Return the records word for word. Any pictures in them are not part of the copy.

___ The data

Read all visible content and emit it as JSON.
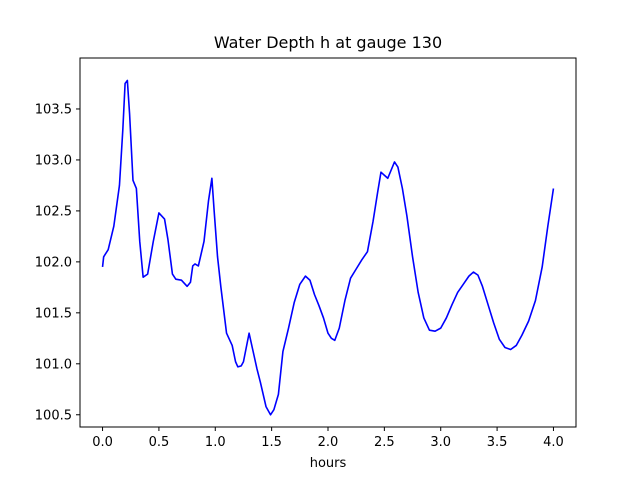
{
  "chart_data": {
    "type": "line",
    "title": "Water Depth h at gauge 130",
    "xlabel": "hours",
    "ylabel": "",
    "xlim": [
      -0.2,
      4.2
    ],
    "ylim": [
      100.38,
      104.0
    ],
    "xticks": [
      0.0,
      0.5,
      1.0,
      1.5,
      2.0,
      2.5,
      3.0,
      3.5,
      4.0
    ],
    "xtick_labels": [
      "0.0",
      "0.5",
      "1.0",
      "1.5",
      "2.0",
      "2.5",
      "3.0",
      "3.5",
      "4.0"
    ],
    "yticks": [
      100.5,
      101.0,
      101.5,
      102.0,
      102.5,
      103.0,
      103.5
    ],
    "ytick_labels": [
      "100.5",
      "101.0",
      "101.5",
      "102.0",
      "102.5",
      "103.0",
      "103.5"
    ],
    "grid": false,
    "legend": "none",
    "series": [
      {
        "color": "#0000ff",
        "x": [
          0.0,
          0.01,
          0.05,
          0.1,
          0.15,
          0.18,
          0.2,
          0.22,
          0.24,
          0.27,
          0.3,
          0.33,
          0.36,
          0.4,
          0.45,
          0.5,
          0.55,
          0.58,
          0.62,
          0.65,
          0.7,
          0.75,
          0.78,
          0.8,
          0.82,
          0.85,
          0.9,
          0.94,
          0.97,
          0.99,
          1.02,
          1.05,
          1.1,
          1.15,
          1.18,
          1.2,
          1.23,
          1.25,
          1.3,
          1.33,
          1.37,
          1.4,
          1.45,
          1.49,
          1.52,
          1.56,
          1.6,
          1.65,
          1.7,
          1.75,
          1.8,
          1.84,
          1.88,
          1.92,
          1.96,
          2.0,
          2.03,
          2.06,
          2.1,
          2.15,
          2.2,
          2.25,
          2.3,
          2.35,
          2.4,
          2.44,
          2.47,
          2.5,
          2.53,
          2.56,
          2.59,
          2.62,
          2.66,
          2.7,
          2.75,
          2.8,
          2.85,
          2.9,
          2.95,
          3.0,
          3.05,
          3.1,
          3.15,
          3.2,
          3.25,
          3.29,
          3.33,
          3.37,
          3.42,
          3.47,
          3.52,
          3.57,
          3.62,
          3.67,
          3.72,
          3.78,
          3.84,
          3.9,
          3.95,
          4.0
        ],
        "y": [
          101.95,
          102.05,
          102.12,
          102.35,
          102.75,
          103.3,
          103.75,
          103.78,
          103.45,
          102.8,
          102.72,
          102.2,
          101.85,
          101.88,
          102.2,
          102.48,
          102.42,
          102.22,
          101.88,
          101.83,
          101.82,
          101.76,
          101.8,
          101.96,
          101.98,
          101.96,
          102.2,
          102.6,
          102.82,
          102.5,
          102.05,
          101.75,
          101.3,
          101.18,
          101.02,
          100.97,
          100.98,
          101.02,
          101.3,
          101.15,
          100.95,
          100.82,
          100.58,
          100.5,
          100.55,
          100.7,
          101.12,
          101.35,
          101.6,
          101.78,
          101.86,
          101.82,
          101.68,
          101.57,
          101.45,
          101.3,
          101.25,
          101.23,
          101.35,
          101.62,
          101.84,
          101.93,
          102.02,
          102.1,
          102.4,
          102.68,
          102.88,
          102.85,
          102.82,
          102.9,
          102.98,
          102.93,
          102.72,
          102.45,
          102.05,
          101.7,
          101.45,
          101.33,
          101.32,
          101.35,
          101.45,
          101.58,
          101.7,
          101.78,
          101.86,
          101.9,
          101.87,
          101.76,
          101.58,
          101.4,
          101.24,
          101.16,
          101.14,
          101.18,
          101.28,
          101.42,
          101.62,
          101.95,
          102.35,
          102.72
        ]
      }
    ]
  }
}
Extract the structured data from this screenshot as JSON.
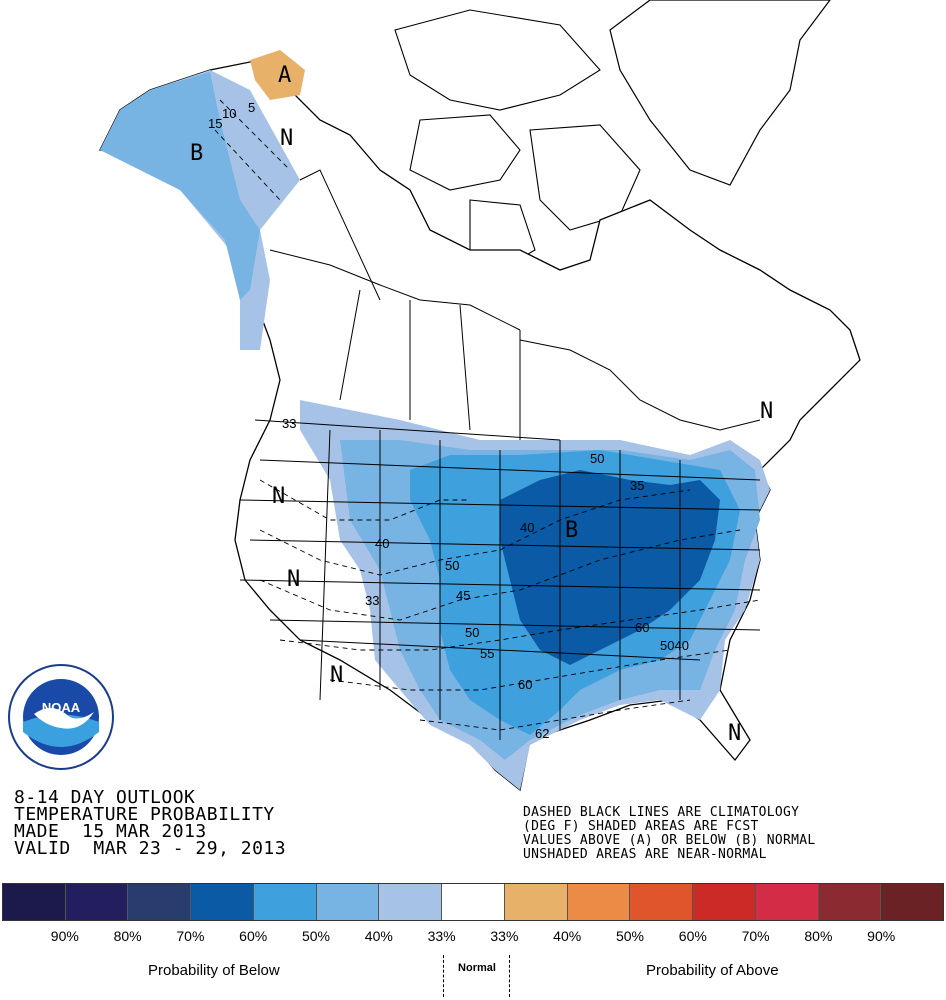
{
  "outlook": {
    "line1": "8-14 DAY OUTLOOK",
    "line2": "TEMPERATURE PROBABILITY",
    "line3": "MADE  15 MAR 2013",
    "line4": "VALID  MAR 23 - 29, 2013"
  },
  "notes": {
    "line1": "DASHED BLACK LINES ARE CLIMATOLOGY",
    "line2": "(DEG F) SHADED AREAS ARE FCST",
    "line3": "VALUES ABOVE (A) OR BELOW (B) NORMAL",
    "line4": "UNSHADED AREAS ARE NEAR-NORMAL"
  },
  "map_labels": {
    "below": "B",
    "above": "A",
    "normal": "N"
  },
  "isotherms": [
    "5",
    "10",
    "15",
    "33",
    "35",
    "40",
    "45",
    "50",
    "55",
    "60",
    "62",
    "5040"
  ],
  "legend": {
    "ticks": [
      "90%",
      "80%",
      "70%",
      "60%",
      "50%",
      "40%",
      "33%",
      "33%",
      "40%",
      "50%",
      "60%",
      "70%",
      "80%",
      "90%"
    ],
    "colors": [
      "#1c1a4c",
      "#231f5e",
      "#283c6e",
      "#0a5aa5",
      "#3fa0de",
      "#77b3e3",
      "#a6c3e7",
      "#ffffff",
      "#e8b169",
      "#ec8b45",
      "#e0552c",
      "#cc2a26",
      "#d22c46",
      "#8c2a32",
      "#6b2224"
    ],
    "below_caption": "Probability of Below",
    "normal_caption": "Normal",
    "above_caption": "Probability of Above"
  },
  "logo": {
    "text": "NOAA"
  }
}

______

Response to the exercise
Read all visible content and emit it as JSON.
{
  "chart_data": {
    "type": "line",
    "title": "Water Depth h at gauge 130",
    "xlabel": "hours",
    "ylabel": "",
    "xlim": [
      -0.2,
      4.2
    ],
    "ylim": [
      100.38,
      104.0
    ],
    "xticks": [
      0.0,
      0.5,
      1.0,
      1.5,
      2.0,
      2.5,
      3.0,
      3.5,
      4.0
    ],
    "xtick_labels": [
      "0.0",
      "0.5",
      "1.0",
      "1.5",
      "2.0",
      "2.5",
      "3.0",
      "3.5",
      "4.0"
    ],
    "yticks": [
      100.5,
      101.0,
      101.5,
      102.0,
      102.5,
      103.0,
      103.5
    ],
    "ytick_labels": [
      "100.5",
      "101.0",
      "101.5",
      "102.0",
      "102.5",
      "103.0",
      "103.5"
    ],
    "grid": false,
    "legend": "none",
    "series": [
      {
        "color": "#0000ff",
        "x": [
          0.0,
          0.01,
          0.05,
          0.1,
          0.15,
          0.18,
          0.2,
          0.22,
          0.24,
          0.27,
          0.3,
          0.33,
          0.36,
          0.4,
          0.45,
          0.5,
          0.55,
          0.58,
          0.62,
          0.65,
          0.7,
          0.75,
          0.78,
          0.8,
          0.82,
          0.85,
          0.9,
          0.94,
          0.97,
          0.99,
          1.02,
          1.05,
          1.1,
          1.15,
          1.18,
          1.2,
          1.23,
          1.25,
          1.3,
          1.33,
          1.37,
          1.4,
          1.45,
          1.49,
          1.52,
          1.56,
          1.6,
          1.65,
          1.7,
          1.75,
          1.8,
          1.84,
          1.88,
          1.92,
          1.96,
          2.0,
          2.03,
          2.06,
          2.1,
          2.15,
          2.2,
          2.25,
          2.3,
          2.35,
          2.4,
          2.44,
          2.47,
          2.5,
          2.53,
          2.56,
          2.59,
          2.62,
          2.66,
          2.7,
          2.75,
          2.8,
          2.85,
          2.9,
          2.95,
          3.0,
          3.05,
          3.1,
          3.15,
          3.2,
          3.25,
          3.29,
          3.33,
          3.37,
          3.42,
          3.47,
          3.52,
          3.57,
          3.62,
          3.67,
          3.72,
          3.78,
          3.84,
          3.9,
          3.95,
          4.0
        ],
        "y": [
          101.95,
          102.05,
          102.12,
          102.35,
          102.75,
          103.3,
          103.75,
          103.78,
          103.45,
          102.8,
          102.72,
          102.2,
          101.85,
          101.88,
          102.2,
          102.48,
          102.42,
          102.22,
          101.88,
          101.83,
          101.82,
          101.76,
          101.8,
          101.96,
          101.98,
          101.96,
          102.2,
          102.6,
          102.82,
          102.5,
          102.05,
          101.75,
          101.3,
          101.18,
          101.02,
          100.97,
          100.98,
          101.02,
          101.3,
          101.15,
          100.95,
          100.82,
          100.58,
          100.5,
          100.55,
          100.7,
          101.12,
          101.35,
          101.6,
          101.78,
          101.86,
          101.82,
          101.68,
          101.57,
          101.45,
          101.3,
          101.25,
          101.23,
          101.35,
          101.62,
          101.84,
          101.93,
          102.02,
          102.1,
          102.4,
          102.68,
          102.88,
          102.85,
          102.82,
          102.9,
          102.98,
          102.93,
          102.72,
          102.45,
          102.05,
          101.7,
          101.45,
          101.33,
          101.32,
          101.35,
          101.45,
          101.58,
          101.7,
          101.78,
          101.86,
          101.9,
          101.87,
          101.76,
          101.58,
          101.4,
          101.24,
          101.16,
          101.14,
          101.18,
          101.28,
          101.42,
          101.62,
          101.95,
          102.35,
          102.72
        ]
      }
    ]
  }
}
Extract the structured data from this screenshot as JSON.
{
  "outlook": {
    "line1": "8-14 DAY OUTLOOK",
    "line2": "TEMPERATURE PROBABILITY",
    "line3": "MADE  15 MAR 2013",
    "line4": "VALID  MAR 23 - 29, 2013"
  },
  "notes": {
    "line1": "DASHED BLACK LINES ARE CLIMATOLOGY",
    "line2": "(DEG F) SHADED AREAS ARE FCST",
    "line3": "VALUES ABOVE (A) OR BELOW (B) NORMAL",
    "line4": "UNSHADED AREAS ARE NEAR-NORMAL"
  },
  "map_labels": {
    "below": "B",
    "above": "A",
    "normal": "N"
  },
  "isotherms": [
    "5",
    "10",
    "15",
    "33",
    "35",
    "40",
    "45",
    "50",
    "55",
    "60",
    "62",
    "5040"
  ],
  "legend": {
    "ticks": [
      "90%",
      "80%",
      "70%",
      "60%",
      "50%",
      "40%",
      "33%",
      "33%",
      "40%",
      "50%",
      "60%",
      "70%",
      "80%",
      "90%"
    ],
    "colors": [
      "#1c1a4c",
      "#231f5e",
      "#283c6e",
      "#0a5aa5",
      "#3fa0de",
      "#77b3e3",
      "#a6c3e7",
      "#ffffff",
      "#e8b169",
      "#ec8b45",
      "#e0552c",
      "#cc2a26",
      "#d22c46",
      "#8c2a32",
      "#6b2224"
    ],
    "below_caption": "Probability of Below",
    "normal_caption": "Normal",
    "above_caption": "Probability of Above"
  },
  "logo": {
    "text": "NOAA"
  }
}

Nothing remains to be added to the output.